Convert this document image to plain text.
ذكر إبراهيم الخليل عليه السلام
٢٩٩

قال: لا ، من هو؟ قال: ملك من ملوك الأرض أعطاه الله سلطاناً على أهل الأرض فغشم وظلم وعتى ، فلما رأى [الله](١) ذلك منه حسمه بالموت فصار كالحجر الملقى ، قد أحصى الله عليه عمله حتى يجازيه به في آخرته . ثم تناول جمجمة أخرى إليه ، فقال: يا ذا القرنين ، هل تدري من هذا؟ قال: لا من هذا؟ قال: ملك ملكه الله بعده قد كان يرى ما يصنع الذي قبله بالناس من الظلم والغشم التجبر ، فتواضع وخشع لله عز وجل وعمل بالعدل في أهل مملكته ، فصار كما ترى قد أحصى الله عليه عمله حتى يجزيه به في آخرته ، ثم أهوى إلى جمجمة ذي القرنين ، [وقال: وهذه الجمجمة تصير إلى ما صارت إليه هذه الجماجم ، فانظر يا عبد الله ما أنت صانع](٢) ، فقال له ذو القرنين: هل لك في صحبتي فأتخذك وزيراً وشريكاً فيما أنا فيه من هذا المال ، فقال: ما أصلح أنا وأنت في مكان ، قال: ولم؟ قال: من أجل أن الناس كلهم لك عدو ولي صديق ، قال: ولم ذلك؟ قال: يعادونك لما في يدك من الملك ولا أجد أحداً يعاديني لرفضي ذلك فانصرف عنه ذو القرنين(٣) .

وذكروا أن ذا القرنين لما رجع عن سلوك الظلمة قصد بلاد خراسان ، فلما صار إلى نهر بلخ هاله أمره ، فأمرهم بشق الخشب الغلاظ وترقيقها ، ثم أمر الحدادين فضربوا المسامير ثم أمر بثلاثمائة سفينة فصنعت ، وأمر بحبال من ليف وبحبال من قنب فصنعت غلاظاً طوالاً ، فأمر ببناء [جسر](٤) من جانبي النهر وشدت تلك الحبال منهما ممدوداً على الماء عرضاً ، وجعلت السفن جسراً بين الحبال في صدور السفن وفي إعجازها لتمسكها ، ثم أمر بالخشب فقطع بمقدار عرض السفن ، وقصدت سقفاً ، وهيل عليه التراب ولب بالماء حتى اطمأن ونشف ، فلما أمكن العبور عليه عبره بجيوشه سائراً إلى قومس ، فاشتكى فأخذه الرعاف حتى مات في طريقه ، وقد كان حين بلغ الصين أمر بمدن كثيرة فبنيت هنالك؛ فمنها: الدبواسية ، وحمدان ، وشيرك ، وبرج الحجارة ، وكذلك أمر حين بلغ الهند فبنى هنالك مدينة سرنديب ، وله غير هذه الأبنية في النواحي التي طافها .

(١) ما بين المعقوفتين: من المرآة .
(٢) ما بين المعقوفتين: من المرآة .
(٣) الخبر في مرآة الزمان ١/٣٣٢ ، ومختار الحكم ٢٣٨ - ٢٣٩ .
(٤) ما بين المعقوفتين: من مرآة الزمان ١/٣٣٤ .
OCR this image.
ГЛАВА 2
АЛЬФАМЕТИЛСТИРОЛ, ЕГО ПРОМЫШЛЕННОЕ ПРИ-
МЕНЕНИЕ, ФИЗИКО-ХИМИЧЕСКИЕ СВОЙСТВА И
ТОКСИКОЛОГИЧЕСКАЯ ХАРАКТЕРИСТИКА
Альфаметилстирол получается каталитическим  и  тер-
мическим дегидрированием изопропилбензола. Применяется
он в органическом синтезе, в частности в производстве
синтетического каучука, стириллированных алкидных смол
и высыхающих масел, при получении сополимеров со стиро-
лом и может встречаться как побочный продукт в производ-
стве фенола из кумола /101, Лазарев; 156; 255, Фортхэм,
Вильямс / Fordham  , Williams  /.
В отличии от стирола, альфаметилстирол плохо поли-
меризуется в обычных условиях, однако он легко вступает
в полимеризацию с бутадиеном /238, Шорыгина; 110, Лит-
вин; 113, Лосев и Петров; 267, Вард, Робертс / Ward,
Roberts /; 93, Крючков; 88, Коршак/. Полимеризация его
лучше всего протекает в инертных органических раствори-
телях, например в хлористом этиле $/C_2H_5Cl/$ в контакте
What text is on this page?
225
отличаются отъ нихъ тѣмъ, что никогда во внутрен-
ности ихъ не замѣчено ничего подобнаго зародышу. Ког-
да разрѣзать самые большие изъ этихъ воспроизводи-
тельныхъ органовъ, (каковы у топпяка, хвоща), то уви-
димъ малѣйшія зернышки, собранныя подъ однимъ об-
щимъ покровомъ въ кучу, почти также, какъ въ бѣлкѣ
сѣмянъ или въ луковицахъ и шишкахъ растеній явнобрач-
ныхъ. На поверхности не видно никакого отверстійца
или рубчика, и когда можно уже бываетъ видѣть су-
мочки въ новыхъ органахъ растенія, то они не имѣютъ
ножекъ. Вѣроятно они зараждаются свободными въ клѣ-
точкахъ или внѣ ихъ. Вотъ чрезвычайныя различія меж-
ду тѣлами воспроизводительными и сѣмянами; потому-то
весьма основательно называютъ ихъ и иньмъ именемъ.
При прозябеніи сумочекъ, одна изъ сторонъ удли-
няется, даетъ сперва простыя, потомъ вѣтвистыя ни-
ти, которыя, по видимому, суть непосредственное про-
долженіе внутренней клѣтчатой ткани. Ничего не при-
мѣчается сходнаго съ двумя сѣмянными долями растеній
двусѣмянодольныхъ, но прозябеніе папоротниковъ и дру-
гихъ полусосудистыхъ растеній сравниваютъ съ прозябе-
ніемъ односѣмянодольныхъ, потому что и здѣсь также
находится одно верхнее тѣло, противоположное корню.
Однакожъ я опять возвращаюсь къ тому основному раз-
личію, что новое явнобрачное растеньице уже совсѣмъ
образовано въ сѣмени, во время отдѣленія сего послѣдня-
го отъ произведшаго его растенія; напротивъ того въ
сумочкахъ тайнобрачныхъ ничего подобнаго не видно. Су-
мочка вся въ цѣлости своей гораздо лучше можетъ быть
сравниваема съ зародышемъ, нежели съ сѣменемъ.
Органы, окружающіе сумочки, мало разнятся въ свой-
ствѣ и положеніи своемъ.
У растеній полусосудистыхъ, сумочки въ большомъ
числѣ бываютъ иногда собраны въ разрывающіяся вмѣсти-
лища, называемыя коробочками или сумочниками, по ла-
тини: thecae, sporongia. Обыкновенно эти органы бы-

==================================================

*Exercise requirements*.
Scan the material above for the string "видно" and report each line where you find it.

*Task solution*.
ныхъ. На поверхности не видно никакого отверстійца
сумочкахъ тайнобрачныхъ ничего подобнаго не видно. Су-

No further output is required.